■ **THE PROBLEM**:
Go through the material below, count the lines with the word "GESSO", and reply with the count alone.

■ **DATA IN THIS EXERCISE**:
::::

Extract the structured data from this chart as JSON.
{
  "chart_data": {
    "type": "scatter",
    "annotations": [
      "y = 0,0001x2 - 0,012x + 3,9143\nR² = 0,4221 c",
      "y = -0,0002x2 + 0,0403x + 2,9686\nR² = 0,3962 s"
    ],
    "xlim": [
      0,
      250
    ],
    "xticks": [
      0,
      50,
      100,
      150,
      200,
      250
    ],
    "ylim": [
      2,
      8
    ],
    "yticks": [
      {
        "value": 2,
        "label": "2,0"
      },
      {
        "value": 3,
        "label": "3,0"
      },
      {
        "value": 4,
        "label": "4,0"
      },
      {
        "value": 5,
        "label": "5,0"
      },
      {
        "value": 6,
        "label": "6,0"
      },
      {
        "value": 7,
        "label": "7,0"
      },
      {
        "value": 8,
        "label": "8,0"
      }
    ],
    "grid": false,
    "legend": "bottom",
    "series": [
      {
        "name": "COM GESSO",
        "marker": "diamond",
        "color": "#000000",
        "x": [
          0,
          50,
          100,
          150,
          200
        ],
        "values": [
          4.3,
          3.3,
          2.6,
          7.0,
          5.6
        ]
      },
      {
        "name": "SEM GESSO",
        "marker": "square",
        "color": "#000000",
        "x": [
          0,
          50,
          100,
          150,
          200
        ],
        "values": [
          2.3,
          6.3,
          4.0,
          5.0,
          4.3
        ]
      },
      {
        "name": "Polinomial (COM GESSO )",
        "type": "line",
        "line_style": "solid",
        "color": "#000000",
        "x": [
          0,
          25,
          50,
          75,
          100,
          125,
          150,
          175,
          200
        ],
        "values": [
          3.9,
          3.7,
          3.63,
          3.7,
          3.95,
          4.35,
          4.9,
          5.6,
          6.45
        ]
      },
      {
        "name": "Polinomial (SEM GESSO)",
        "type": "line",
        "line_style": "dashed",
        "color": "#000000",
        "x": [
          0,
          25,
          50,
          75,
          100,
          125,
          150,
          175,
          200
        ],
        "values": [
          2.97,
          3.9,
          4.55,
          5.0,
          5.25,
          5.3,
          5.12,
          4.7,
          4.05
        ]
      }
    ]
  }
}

::::

■ **REPLY TO THE EXERCISE**:
4